* [Dataset records]
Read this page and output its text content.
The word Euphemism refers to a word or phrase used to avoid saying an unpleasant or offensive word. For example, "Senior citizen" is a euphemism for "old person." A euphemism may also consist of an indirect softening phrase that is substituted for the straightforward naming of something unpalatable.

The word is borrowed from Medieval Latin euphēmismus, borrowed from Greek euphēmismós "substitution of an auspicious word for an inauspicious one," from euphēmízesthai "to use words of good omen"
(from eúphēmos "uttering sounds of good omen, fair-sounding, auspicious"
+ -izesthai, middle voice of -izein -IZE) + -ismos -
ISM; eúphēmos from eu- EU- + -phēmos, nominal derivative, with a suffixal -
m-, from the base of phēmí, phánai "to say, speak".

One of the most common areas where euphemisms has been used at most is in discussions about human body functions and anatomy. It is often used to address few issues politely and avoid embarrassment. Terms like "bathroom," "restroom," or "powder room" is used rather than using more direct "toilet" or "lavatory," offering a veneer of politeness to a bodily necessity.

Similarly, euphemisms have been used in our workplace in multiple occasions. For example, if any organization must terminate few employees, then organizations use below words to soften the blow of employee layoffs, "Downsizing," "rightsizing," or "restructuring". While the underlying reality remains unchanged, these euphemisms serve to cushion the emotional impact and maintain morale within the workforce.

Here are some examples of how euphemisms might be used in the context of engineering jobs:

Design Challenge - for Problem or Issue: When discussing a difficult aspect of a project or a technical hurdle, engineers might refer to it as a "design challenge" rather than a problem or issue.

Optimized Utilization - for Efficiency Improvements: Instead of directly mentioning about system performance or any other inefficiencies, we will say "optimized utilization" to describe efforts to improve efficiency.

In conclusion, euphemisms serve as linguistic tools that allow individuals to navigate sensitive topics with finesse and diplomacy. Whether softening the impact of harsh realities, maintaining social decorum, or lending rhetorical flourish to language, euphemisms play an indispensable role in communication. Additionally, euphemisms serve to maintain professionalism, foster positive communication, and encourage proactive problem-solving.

* [Stated problem]
Read through the entries and copy each line in which "eúphēmos" appears.

* [Solved problem]
(from eúphēmos "uttering sounds of good omen, fair-sounding, auspicious"
ISM; eúphēmos from eu- EU- + -phēmos, nominal derivative, with a suffixal -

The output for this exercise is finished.